Reproduce every entry exactly, without alteration.

--- Record excerpts ---

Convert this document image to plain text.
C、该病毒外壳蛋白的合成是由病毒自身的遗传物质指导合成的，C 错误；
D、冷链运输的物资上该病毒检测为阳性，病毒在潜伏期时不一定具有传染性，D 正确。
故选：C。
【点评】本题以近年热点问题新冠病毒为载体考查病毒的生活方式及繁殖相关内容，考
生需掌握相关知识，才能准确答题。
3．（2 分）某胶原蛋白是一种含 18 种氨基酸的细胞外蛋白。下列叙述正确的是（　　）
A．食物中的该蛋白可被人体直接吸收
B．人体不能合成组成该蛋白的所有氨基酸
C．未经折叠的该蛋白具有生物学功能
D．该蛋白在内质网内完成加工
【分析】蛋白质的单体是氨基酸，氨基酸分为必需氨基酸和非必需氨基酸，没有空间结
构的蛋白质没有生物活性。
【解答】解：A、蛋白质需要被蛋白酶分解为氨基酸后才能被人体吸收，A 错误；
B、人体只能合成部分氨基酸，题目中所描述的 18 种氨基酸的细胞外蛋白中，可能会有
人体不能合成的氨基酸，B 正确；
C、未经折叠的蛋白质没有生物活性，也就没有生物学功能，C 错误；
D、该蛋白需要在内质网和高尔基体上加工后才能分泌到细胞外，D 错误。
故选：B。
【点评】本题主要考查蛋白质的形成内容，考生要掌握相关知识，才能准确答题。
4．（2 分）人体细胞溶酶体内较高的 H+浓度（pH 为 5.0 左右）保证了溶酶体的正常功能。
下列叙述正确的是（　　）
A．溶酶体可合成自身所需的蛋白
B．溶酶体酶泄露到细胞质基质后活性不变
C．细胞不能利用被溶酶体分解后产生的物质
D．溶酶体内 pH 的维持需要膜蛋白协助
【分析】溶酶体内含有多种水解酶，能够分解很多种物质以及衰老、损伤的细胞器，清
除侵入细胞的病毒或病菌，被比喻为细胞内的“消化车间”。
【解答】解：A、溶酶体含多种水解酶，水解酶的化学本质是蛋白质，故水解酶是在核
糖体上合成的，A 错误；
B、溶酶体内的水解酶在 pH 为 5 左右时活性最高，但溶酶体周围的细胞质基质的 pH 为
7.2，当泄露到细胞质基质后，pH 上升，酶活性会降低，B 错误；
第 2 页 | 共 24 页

---

Written response —
Convert this document image to plain text.
C、该病毒外壳蛋白的合成是由病毒自身的遗传物质指导合成的，C 错误；
D、冷链运输的物资上该病毒检测为阳性，病毒在潜伏期时不一定具有传染性，D 正确。
故选：C。
【点评】本题以近年热点问题新冠病毒为载体考查病毒的生活方式及繁殖相关内容，考
生需掌握相关知识，才能准确答题。
3．（2 分）某胶原蛋白是一种含 18 种氨基酸的细胞外蛋白。下列叙述正确的是（　　）
A．食物中的该蛋白可被人体直接吸收
B．人体不能合成组成该蛋白的所有氨基酸
C．未经折叠的该蛋白具有生物学功能
D．该蛋白在内质网内完成加工
【分析】蛋白质的单体是氨基酸，氨基酸分为必需氨基酸和非必需氨基酸，没有空间结
构的蛋白质没有生物活性。
【解答】解：A、蛋白质需要被蛋白酶分解为氨基酸后才能被人体吸收，A 错误；
B、人体只能合成部分氨基酸，题目中所描述的 18 种氨基酸的细胞外蛋白中，可能会有
人体不能合成的氨基酸，B 正确；
C、未经折叠的蛋白质没有生物活性，也就没有生物学功能，C 错误；
D、该蛋白需要在内质网和高尔基体上加工后才能分泌到细胞外，D 错误。
故选：B。
【点评】本题主要考查蛋白质的形成内容，考生要掌握相关知识，才能准确答题。
4．（2 分）人体细胞溶酶体内较高的 H+浓度（pH 为 5.0 左右）保证了溶酶体的正常功能。
下列叙述正确的是（　　）
A．溶酶体可合成自身所需的蛋白
B．溶酶体酶泄露到细胞质基质后活性不变
C．细胞不能利用被溶酶体分解后产生的物质
D．溶酶体内 pH 的维持需要膜蛋白协助
【分析】溶酶体内含有多种水解酶，能够分解很多种物质以及衰老、损伤的细胞器，清
除侵入细胞的病毒或病菌，被比喻为细胞内的“消化车间”。
【解答】解：A、溶酶体含多种水解酶，水解酶的化学本质是蛋白质，故水解酶是在核
糖体上合成的，A 错误；
B、溶酶体内的水解酶在 pH 为 5 左右时活性最高，但溶酶体周围的细胞质基质的 pH 为
7.2，当泄露到细胞质基质后，pH 上升，酶活性会降低，B 错误；
第 2 页 | 共 24 页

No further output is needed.